**ESTRATTO DEL TESTO**
----------------------------------------

Fai una campagna su Facebook orientata a portare traffico o conversioni sul sito web e quando vai a confrontare i dati delle campagne che ti dà la piattaforma con quella di analisi del sito (spesso Google Analytics) non torna niente.

Normalmente sembra che “i meriti” che Facebook si attribuisce siano molto più alti rispetto a quelli segnalati dagli altri servizi di analisi, che le fonti degli acquisti avvenuti in realtà siano ben altre. Che Facebook ci voglia fregare? Non propriamente, basta capire quali variabili possono intervenire e come funzionano i diversi modelli di attribuzione per fare chiarezza.

Quali sono reali motivi delle differenze tra i Facebook Report e quelli generati da Google Analytics? Le ragioni tecniche

Secondo un rappresentante ufficiale della piattaforma, parlando dei dati che offre Facebook rispetto ai risultati delle campagne e quelli che invece offrono gli strumenti di analisi di terze parti, la discrepanza ci sta, per una serie di ragioni di natura tecnica e legate alla complessità del customer journey odierno.

----------------------------------------

**SEZIONE DATI**

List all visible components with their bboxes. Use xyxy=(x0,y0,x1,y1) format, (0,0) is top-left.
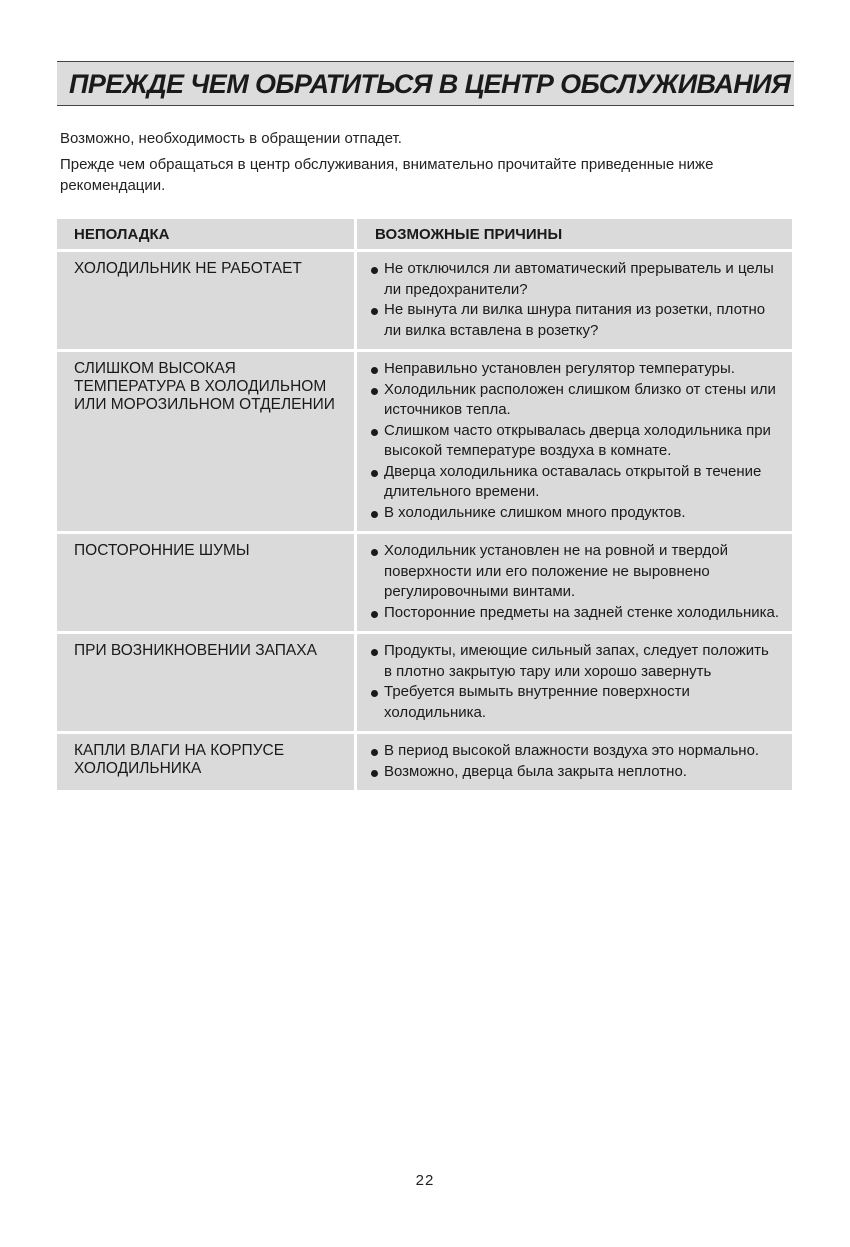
bullet-icon xyxy=(371,770,378,777)
intro-line-1: Возможно, необходимость в обращении отпадет. xyxy=(60,130,402,147)
causes-cell xyxy=(357,352,792,531)
bullet-icon xyxy=(371,267,378,274)
cause-item: Слишком часто открывалась дверца холодильника при высокой температуре воздуха в комнате. xyxy=(371,421,780,462)
cause-item: Требуется вымыть внутренние поверхности холодильника. xyxy=(371,682,780,723)
bullet-icon xyxy=(371,308,378,315)
cause-item: Холодильник расположен слишком близко от стены или источников тепла. xyxy=(371,380,780,421)
problem-cell: ПРИ ВОЗНИКНОВЕНИИ ЗАПАХА xyxy=(57,634,357,731)
column-header-causes: ВОЗМОЖНЫЕ ПРИЧИНЫ xyxy=(357,219,792,249)
bullet-icon xyxy=(371,388,378,395)
cause-item: В холодильнике слишком много продуктов. xyxy=(371,503,780,524)
cause-item: Дверца холодильника оставалась открытой в течение длительного времени. xyxy=(371,462,780,503)
cause-item: В период высокой влажности воздуха это нормально. xyxy=(371,741,780,762)
troubleshooting-table xyxy=(57,219,792,793)
page-header-bar xyxy=(57,61,794,106)
bullet-icon xyxy=(371,511,378,518)
problem-cell: ПОСТОРОННИЕ ШУМЫ xyxy=(57,534,357,631)
bullet-icon xyxy=(371,549,378,556)
cause-item: Продукты, имеющие сильный запах, следует положить в плотно закрытую тару или хорошо завернуть xyxy=(371,641,780,682)
page-number: 22 xyxy=(415,1172,435,1189)
problem-cell: ХОЛОДИЛЬНИК НЕ РАБОТАЕТ xyxy=(57,252,357,349)
table-header-row xyxy=(57,219,792,252)
table-row xyxy=(57,734,792,793)
intro-line-2: Прежде чем обращаться в центр обслуживания, внимательно прочитайте приведенные ниже рекомендации. xyxy=(60,156,714,194)
cause-item: Посторонние предметы на задней стенке холодильника. xyxy=(371,603,780,624)
causes-cell xyxy=(357,634,792,731)
page-title: ПРЕЖДЕ ЧЕМ ОБРАТИТЬСЯ В ЦЕНТР ОБСЛУЖИВАНИЯ xyxy=(69,69,791,99)
table-row xyxy=(57,534,792,634)
bullet-icon xyxy=(371,749,378,756)
cause-item: Холодильник установлен не на ровной и твердой поверхности или его положение не выровнено регулировочными винтами. xyxy=(371,541,780,603)
column-header-problem: НЕПОЛАДКА xyxy=(57,219,357,249)
bullet-icon xyxy=(371,470,378,477)
problem-cell: КАПЛИ ВЛАГИ НА КОРПУСЕ ХОЛОДИЛЬНИКА xyxy=(57,734,357,790)
causes-cell xyxy=(357,534,792,631)
causes-cell xyxy=(357,252,792,349)
bullet-icon xyxy=(371,649,378,656)
cause-item: Возможно, дверца была закрыта неплотно. xyxy=(371,762,780,783)
table-row xyxy=(57,634,792,734)
bullet-icon xyxy=(371,690,378,697)
bullet-icon xyxy=(371,429,378,436)
bullet-icon xyxy=(371,367,378,374)
cause-item: Неправильно установлен регулятор температуры. xyxy=(371,359,780,380)
problem-cell: СЛИШКОМ ВЫСОКАЯ ТЕМПЕРАТУРА В ХОЛОДИЛЬНОМ ИЛИ МОРОЗИЛЬНОМ ОТДЕЛЕНИИ xyxy=(57,352,357,531)
table-row xyxy=(57,252,792,352)
bullet-icon xyxy=(371,611,378,618)
cause-item: Не отключился ли автоматический прерыватель и целы ли предохранители? xyxy=(371,259,780,300)
cause-item: Не вынута ли вилка шнура питания из розетки, плотно ли вилка вставлена в розетку? xyxy=(371,300,780,341)
causes-cell xyxy=(357,734,792,790)
table-row xyxy=(57,352,792,534)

----------------------------------------

**ESERCIZI**
[A] Stampa il passo dell'estratto sulle campagne Facebook che parte da "Quali sono reali" e arriva fino a "customer journey odierno.".
[B] Rispondi a queste domande sull'estratto sulle campagne Facebook:
(i) Quale strumento di analisi del sito viene indicato come quello usato spesso?
(ii) Chi afferma che la discrepanza tra i dati "ci sta"?
(iii) Oltre che a ragioni tecniche, a che cosa è legata la discrepanza?
I record non servono per svolgere questi esercizi.

**RISPOSTE AGLI ESERCIZI**
[A]
Quali sono reali motivi delle differenze tra i Facebook Report e quelli generati da Google Analytics? Le ragioni tecniche

Secondo un rappresentante ufficiale della piattaforma, parlando dei dati che offre Facebook rispetto ai risultati delle campagne e quelli che invece offrono gli strumenti di analisi di terze parti, la discrepanza ci sta, per una serie di ragioni di natura tecnica e legate alla complessità del customer journey odierno.

[B]
(i) Google Analytics.
(ii) Un rappresentante ufficiale della piattaforma.
(iii) Alla complessità del customer journey odierno.